§ Reading text:
··········

Results 1-3of 3 Reviews
Scarborough, England, United Kingdom
August 17, 2011
From journal Who needs a man to take you to Paris?
October 29, 2005
When we visited, a few years ago now, our children were at the stage of wanting to be independent but not quite making it. They strode off confidently in front of us and started to admire a rotund waxwork figure near to the box office. The piercing eyes of this character, we couldn’t place him historically, seemed to follow our youngest and just as he turned his back on the figure it made a loud utterance. My sons both jumped with shock whilst us adults were as amused as the gentleman performing this trickery. Thereafter, our two boys did not stray far from our side!
Parts of the museum we found less than interesting, as it was focusing on notable French personalities, and although I’m sure that they were incredibly well done, we had no idea who they were. Wax works have no impact when you don’t know the person who they are depicting, unless, of course, the characters are acting as three-dimensional demonstrations of an historical event. Grévin “does battle scenes” extremely well! Even if you’re not an historian, I reckon you’ll love the way the Grévin depicts, chronologically, the history of France.

··········

§ Provided material:
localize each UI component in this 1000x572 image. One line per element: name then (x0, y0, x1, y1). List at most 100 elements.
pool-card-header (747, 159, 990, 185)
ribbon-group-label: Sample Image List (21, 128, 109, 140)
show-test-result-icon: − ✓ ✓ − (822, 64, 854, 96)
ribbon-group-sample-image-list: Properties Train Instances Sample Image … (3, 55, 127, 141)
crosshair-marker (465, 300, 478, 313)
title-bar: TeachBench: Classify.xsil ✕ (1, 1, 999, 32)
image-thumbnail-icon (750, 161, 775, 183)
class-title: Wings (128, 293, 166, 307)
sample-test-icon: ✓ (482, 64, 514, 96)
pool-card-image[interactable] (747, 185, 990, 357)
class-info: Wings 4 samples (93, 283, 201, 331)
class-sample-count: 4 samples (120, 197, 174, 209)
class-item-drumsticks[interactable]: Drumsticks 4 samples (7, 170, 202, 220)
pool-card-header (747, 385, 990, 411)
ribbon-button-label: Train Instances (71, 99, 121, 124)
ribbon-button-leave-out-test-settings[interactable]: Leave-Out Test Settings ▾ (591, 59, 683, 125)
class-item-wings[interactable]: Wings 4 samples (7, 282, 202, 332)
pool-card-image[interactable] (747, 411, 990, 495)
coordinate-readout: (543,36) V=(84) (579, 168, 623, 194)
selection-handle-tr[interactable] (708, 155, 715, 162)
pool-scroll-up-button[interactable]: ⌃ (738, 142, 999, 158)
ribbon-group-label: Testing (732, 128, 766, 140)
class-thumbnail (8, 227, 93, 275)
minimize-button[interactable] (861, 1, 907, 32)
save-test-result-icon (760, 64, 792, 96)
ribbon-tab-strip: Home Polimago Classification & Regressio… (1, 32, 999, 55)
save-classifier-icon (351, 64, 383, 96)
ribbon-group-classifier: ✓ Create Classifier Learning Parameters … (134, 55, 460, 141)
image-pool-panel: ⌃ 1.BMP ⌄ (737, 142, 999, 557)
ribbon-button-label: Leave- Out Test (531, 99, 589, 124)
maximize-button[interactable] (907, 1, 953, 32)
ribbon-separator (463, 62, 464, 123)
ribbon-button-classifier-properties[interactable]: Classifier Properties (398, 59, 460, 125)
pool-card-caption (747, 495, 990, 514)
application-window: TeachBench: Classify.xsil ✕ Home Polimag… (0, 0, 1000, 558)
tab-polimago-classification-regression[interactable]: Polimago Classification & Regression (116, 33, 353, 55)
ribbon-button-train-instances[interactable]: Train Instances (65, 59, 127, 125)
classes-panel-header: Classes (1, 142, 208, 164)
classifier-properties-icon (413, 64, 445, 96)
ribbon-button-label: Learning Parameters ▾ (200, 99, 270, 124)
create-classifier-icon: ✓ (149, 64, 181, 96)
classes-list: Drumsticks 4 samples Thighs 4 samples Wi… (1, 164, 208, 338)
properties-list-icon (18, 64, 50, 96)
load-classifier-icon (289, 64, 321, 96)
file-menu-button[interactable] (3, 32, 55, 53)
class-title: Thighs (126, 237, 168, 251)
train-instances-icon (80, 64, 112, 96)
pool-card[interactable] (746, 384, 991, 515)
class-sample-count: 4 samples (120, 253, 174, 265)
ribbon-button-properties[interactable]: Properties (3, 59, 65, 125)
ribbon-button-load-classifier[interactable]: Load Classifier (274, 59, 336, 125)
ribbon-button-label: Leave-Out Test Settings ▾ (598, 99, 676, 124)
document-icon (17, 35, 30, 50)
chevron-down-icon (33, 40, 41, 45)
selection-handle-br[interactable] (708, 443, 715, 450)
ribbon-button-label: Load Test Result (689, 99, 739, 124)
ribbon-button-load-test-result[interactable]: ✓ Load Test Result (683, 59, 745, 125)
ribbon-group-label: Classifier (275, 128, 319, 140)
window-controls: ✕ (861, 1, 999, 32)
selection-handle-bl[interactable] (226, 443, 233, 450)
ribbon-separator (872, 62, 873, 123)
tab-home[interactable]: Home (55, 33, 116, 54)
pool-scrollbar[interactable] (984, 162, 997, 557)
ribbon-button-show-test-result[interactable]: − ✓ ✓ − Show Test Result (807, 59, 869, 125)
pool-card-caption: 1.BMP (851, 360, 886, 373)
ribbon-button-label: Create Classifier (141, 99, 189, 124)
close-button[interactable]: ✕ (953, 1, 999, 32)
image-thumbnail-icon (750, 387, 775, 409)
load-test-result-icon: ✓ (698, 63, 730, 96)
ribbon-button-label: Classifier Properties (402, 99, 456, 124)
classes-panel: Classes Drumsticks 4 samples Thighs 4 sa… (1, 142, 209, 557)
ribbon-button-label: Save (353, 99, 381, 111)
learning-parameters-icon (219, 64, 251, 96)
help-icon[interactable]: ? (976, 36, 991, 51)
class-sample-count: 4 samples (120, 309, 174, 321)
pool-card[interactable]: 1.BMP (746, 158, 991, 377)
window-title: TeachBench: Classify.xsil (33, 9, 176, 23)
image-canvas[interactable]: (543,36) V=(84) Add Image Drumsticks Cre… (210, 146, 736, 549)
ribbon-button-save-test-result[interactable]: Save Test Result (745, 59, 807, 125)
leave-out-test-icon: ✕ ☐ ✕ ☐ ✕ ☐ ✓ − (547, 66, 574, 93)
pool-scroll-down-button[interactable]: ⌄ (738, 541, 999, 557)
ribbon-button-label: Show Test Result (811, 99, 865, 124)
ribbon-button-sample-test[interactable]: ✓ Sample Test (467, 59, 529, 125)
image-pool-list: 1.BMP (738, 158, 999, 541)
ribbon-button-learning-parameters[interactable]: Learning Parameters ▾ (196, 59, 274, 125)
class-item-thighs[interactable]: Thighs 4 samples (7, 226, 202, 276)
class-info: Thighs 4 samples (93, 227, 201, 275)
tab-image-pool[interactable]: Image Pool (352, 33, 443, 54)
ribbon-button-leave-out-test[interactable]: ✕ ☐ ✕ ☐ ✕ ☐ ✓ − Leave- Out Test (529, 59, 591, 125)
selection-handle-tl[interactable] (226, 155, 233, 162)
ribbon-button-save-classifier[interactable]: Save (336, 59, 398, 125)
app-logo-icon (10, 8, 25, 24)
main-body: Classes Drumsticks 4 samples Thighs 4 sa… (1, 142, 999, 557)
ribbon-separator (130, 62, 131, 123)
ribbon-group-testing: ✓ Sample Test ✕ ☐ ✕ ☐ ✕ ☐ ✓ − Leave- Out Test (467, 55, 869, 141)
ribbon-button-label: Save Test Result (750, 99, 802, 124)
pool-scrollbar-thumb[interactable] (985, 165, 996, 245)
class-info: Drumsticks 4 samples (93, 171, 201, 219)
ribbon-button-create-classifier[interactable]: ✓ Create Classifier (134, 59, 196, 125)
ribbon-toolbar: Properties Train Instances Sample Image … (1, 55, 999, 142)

··········

§ Exercise:
Reproduce the entire text of the Grévin wax museum review, unchanged.

§ Solution to the problem:
Results 1-3of 3 Reviews
Scarborough, England, United Kingdom
August 17, 2011
From journal Who needs a man to take you to Paris?
October 29, 2005
When we visited, a few years ago now, our children were at the stage of wanting to be independent but not quite making it. They strode off confidently in front of us and started to admire a rotund waxwork figure near to the box office. The piercing eyes of this character, we couldn’t place him historically, seemed to follow our youngest and just as he turned his back on the figure it made a loud utterance. My sons both jumped with shock whilst us adults were as amused as the gentleman performing this trickery. Thereafter, our two boys did not stray far from our side!
Parts of the museum we found less than interesting, as it was focusing on notable French personalities, and although I’m sure that they were incredibly well done, we had no idea who they were. Wax works have no impact when you don’t know the person who they are depicting, unless, of course, the characters are acting as three-dimensional demonstrations of an historical event. Grévin “does battle scenes” extremely well! Even if you’re not an historian, I reckon you’ll love the way the Grévin depicts, chronologically, the history of France.